## WHAT TO WORK ON:
Tally the lines that include "name". Output the number only.

• • • • • • •

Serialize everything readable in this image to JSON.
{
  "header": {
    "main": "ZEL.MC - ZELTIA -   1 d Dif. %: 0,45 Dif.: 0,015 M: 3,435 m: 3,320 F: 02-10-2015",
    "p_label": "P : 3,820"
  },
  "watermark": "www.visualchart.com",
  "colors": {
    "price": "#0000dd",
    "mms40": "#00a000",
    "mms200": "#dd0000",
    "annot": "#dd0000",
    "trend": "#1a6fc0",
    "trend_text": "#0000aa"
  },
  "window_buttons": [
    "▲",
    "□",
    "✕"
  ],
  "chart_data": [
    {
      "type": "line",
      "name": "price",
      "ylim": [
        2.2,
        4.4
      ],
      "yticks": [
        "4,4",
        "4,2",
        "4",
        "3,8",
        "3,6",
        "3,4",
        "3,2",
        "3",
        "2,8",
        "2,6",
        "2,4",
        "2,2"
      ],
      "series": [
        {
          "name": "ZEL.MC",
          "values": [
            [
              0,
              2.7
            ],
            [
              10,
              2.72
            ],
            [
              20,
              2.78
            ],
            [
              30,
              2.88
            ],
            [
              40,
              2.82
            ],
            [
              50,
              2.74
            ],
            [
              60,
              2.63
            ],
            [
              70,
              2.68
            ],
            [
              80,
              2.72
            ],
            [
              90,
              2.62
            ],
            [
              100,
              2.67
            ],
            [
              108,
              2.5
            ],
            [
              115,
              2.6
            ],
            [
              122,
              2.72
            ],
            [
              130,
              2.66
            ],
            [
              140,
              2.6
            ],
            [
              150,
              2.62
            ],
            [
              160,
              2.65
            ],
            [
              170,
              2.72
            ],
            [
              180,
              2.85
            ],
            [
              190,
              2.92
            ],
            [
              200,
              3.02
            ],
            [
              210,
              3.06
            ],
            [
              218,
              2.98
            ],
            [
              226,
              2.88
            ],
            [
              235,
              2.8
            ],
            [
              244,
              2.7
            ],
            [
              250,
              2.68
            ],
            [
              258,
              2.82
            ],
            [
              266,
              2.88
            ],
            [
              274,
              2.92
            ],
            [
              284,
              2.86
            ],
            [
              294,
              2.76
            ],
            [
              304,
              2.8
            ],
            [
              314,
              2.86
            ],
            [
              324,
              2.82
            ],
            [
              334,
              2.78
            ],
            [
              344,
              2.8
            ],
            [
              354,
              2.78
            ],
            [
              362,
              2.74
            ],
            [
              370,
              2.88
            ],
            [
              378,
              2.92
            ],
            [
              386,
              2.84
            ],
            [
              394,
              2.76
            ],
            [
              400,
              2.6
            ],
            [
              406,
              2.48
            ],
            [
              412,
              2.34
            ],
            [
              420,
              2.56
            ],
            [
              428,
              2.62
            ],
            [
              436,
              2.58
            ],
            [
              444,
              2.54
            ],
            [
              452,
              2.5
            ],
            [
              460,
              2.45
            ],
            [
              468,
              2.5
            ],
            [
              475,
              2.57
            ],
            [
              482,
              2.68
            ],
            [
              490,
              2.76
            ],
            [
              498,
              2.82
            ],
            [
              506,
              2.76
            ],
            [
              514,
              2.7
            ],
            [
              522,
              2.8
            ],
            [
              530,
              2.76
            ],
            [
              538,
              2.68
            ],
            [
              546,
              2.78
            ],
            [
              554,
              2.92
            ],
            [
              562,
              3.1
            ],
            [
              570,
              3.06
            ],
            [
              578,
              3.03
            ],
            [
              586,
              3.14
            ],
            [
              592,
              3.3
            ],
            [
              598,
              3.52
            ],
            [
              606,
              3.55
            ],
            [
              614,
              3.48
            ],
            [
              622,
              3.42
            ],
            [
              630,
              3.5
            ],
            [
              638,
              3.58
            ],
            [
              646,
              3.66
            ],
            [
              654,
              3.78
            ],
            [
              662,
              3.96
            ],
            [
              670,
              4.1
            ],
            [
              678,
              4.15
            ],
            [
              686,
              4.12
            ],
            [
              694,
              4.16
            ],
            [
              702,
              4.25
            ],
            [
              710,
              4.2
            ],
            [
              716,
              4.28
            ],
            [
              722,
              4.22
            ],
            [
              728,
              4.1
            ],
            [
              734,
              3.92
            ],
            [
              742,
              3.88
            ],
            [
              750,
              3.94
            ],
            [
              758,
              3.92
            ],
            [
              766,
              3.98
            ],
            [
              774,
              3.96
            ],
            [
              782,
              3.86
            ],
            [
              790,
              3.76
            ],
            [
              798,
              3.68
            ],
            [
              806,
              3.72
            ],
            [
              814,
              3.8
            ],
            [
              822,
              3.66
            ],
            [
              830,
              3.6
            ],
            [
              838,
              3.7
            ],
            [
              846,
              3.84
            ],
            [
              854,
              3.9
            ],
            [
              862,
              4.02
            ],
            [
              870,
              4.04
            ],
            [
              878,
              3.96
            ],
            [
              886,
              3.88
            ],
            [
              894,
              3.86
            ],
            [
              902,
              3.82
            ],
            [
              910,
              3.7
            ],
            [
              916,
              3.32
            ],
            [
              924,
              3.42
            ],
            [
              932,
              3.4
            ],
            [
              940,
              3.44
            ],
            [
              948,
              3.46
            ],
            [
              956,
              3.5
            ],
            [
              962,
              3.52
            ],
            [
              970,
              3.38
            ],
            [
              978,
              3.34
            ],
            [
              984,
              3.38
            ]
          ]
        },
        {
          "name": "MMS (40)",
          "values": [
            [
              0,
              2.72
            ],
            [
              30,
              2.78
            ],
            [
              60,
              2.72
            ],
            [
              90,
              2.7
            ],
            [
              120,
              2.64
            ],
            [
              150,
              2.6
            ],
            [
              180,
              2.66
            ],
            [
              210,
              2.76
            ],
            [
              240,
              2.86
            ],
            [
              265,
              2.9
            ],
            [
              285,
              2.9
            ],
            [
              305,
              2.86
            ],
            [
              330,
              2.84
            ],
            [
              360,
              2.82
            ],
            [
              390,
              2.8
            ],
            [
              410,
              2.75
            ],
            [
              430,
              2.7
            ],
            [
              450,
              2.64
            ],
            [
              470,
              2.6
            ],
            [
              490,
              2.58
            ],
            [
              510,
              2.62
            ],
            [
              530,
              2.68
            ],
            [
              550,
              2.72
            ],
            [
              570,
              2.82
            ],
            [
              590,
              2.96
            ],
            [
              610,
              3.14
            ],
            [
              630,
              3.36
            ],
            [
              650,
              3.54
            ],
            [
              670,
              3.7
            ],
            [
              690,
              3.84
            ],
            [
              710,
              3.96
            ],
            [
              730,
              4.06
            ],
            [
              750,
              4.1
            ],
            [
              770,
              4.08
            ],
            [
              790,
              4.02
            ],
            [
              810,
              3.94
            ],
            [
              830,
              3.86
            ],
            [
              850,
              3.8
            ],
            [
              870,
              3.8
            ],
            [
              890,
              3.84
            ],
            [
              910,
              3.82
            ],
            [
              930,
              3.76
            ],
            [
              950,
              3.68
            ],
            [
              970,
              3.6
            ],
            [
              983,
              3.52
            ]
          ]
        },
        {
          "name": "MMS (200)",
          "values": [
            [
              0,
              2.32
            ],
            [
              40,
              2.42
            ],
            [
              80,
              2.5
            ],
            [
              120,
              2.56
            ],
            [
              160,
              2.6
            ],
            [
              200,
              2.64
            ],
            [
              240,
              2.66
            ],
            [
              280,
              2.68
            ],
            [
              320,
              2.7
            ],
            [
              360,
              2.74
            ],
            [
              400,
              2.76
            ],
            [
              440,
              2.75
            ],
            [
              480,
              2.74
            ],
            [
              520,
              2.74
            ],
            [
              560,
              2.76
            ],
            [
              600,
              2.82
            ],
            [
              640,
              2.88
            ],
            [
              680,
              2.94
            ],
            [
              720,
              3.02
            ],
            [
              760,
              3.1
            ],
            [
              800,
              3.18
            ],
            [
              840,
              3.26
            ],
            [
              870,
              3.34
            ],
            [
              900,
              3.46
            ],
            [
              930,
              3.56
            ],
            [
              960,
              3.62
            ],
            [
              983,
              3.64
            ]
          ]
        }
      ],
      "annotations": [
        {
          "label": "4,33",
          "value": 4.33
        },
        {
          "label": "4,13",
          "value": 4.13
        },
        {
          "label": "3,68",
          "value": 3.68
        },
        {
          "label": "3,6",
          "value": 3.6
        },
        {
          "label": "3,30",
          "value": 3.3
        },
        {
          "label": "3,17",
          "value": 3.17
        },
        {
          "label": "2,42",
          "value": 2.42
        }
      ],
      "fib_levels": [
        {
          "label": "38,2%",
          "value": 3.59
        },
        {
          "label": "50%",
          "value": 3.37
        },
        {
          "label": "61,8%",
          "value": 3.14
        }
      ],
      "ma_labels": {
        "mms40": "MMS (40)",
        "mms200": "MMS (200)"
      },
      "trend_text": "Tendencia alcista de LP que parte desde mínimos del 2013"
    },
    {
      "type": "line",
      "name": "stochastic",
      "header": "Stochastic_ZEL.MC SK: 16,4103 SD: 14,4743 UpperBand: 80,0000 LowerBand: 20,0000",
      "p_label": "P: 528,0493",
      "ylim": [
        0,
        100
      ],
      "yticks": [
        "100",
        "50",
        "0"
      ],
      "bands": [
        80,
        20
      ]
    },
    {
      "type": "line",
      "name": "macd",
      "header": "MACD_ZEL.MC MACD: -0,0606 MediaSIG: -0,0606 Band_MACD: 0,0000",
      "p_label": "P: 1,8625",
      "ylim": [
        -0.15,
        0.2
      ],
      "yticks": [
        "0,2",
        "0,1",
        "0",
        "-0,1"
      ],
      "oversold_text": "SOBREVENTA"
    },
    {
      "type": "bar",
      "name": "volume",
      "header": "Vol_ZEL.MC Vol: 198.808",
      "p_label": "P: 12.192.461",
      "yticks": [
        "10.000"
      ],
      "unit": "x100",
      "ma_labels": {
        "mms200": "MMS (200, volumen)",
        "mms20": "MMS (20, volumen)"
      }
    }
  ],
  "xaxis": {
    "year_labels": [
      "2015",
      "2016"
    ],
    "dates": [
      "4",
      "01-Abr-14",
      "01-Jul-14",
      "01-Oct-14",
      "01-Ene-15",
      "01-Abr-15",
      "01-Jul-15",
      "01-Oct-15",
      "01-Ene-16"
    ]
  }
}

• • • • • • •

## SOLUTION TO THE PROBLEM:
7